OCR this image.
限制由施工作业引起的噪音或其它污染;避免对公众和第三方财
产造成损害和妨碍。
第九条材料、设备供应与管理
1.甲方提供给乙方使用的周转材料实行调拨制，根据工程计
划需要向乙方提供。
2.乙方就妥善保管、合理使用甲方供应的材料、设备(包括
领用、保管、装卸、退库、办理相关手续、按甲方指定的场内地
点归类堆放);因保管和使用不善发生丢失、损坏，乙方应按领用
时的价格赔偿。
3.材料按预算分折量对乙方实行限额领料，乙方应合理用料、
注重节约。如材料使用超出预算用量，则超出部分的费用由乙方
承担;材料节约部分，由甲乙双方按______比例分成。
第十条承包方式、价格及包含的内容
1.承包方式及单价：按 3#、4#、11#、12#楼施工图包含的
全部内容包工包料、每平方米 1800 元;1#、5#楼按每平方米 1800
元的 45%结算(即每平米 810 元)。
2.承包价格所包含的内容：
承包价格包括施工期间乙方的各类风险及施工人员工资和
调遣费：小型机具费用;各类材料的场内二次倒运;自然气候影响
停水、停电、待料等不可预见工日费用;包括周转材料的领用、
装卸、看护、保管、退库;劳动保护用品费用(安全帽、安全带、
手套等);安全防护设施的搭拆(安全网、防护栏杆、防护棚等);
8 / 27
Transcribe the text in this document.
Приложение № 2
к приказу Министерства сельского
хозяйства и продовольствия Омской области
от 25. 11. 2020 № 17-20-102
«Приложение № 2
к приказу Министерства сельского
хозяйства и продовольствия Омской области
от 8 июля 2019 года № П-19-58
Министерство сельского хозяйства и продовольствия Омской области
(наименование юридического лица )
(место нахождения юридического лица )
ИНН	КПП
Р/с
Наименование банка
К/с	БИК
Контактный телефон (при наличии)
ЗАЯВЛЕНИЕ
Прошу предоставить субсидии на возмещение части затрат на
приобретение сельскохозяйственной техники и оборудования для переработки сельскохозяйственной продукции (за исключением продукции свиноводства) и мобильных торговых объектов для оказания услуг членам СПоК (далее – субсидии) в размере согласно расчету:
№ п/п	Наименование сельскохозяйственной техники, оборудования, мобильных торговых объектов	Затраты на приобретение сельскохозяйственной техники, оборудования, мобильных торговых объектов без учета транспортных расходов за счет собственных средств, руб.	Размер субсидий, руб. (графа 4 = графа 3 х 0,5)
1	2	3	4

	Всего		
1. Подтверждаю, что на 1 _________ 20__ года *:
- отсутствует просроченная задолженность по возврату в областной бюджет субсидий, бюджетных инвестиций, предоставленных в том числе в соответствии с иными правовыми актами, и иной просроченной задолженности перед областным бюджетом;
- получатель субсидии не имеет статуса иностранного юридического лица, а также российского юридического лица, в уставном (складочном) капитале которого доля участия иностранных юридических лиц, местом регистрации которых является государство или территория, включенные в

==================================================

EXERCISE
Check each line of the data above for the word "приобретение" and say how many lines contain it, giving nothing besides the number.

SOLUTION TO THIS TASK
2